**EXERCISE**
Return the complete listing that follows, with each line reproduced exactly.

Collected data
• • • • •
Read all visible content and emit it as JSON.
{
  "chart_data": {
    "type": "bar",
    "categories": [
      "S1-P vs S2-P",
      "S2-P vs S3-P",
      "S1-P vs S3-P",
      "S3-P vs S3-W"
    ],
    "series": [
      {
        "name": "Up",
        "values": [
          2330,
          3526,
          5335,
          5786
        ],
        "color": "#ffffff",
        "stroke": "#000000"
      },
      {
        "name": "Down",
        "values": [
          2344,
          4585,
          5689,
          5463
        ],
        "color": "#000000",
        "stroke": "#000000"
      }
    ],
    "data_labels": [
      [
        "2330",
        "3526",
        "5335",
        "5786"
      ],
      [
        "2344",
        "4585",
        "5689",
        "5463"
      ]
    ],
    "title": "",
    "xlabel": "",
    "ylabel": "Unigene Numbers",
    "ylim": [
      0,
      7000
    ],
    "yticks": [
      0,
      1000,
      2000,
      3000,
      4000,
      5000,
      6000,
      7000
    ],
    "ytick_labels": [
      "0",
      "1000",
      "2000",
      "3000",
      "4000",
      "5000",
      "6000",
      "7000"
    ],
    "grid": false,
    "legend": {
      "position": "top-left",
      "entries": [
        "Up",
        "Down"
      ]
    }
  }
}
• • • • •
**WRITTEN SOLUTION**
Read all visible content and emit it as JSON.
{
  "chart_data": {
    "type": "bar",
    "categories": [
      "S1-P vs S2-P",
      "S2-P vs S3-P",
      "S1-P vs S3-P",
      "S3-P vs S3-W"
    ],
    "series": [
      {
        "name": "Up",
        "values": [
          2330,
          3526,
          5335,
          5786
        ],
        "color": "#ffffff",
        "stroke": "#000000"
      },
      {
        "name": "Down",
        "values": [
          2344,
          4585,
          5689,
          5463
        ],
        "color": "#000000",
        "stroke": "#000000"
      }
    ],
    "data_labels": [
      [
        "2330",
        "3526",
        "5335",
        "5786"
      ],
      [
        "2344",
        "4585",
        "5689",
        "5463"
      ]
    ],
    "title": "",
    "xlabel": "",
    "ylabel": "Unigene Numbers",
    "ylim": [
      0,
      7000
    ],
    "yticks": [
      0,
      1000,
      2000,
      3000,
      4000,
      5000,
      6000,
      7000
    ],
    "ytick_labels": [
      "0",
      "1000",
      "2000",
      "3000",
      "4000",
      "5000",
      "6000",
      "7000"
    ],
    "grid": false,
    "legend": {
      "position": "top-left",
      "entries": [
        "Up",
        "Down"
      ]
    }
  }
}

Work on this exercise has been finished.